Your goal:
Below is a listing. Gather each line of it that contains "this".

Data extract:
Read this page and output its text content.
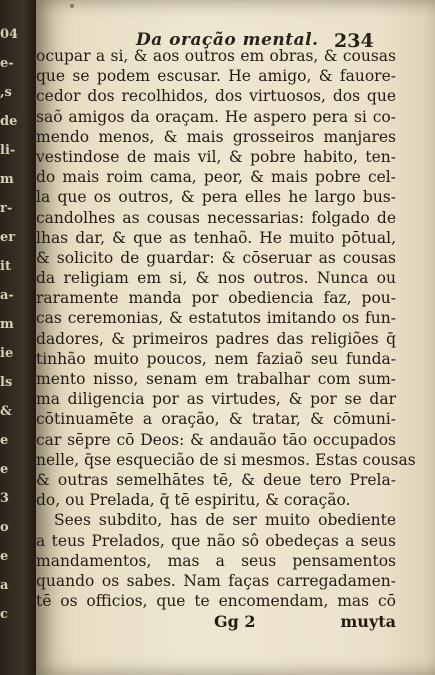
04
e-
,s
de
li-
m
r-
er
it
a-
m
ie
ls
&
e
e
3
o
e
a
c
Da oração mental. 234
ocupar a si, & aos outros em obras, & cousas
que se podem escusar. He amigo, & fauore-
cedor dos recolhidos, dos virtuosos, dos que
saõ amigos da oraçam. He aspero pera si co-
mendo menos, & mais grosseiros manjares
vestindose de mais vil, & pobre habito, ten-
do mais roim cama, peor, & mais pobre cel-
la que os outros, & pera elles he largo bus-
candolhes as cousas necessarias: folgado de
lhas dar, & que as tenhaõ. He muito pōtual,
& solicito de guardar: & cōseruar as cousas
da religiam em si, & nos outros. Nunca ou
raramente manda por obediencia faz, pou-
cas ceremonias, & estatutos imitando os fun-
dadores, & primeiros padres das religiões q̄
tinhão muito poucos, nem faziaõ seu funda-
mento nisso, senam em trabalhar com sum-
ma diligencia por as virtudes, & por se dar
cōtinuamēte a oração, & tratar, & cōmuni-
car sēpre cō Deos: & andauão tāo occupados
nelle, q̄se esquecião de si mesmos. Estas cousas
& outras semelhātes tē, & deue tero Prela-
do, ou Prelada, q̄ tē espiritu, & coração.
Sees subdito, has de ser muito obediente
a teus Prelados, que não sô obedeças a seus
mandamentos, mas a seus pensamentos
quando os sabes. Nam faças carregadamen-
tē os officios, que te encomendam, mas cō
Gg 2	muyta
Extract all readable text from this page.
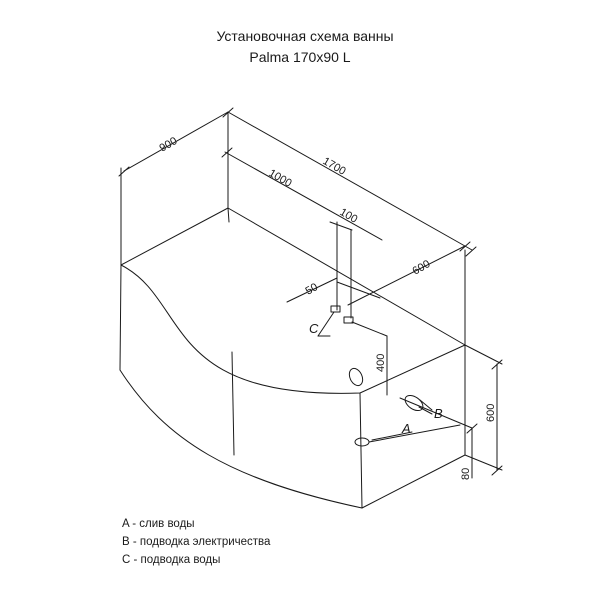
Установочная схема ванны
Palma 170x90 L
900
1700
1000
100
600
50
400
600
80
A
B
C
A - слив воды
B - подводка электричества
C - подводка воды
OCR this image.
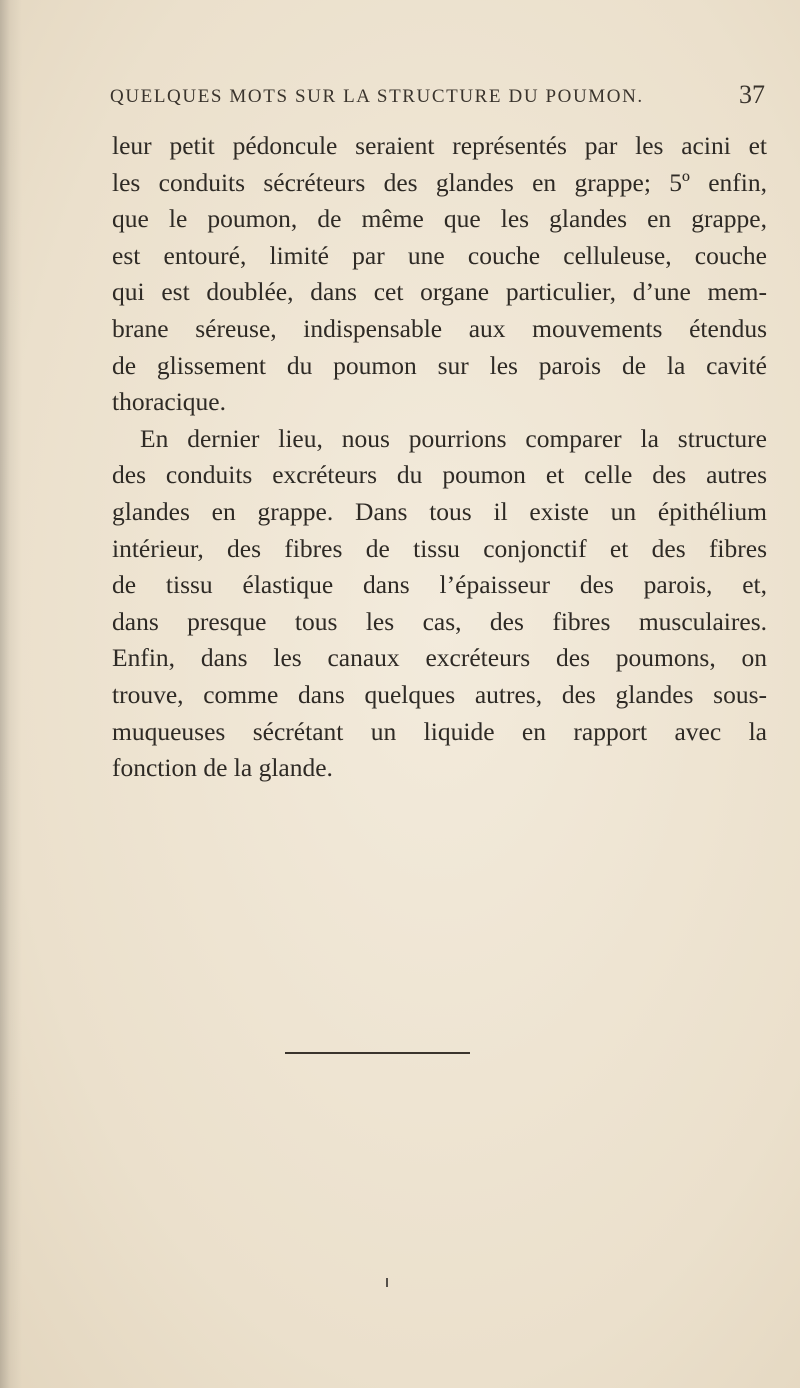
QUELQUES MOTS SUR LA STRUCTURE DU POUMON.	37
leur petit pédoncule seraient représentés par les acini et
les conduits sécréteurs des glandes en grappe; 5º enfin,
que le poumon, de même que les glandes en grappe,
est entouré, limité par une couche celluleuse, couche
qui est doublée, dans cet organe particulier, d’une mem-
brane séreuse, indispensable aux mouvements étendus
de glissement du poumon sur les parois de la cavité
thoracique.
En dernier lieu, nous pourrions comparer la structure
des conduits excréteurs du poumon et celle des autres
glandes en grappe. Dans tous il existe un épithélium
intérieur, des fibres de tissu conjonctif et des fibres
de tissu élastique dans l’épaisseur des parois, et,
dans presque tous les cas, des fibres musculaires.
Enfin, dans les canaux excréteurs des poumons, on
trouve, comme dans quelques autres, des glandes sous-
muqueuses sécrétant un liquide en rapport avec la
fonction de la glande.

Task answer:
Read this page and output its text content.
Extract all readable text from this page.
OCR this image.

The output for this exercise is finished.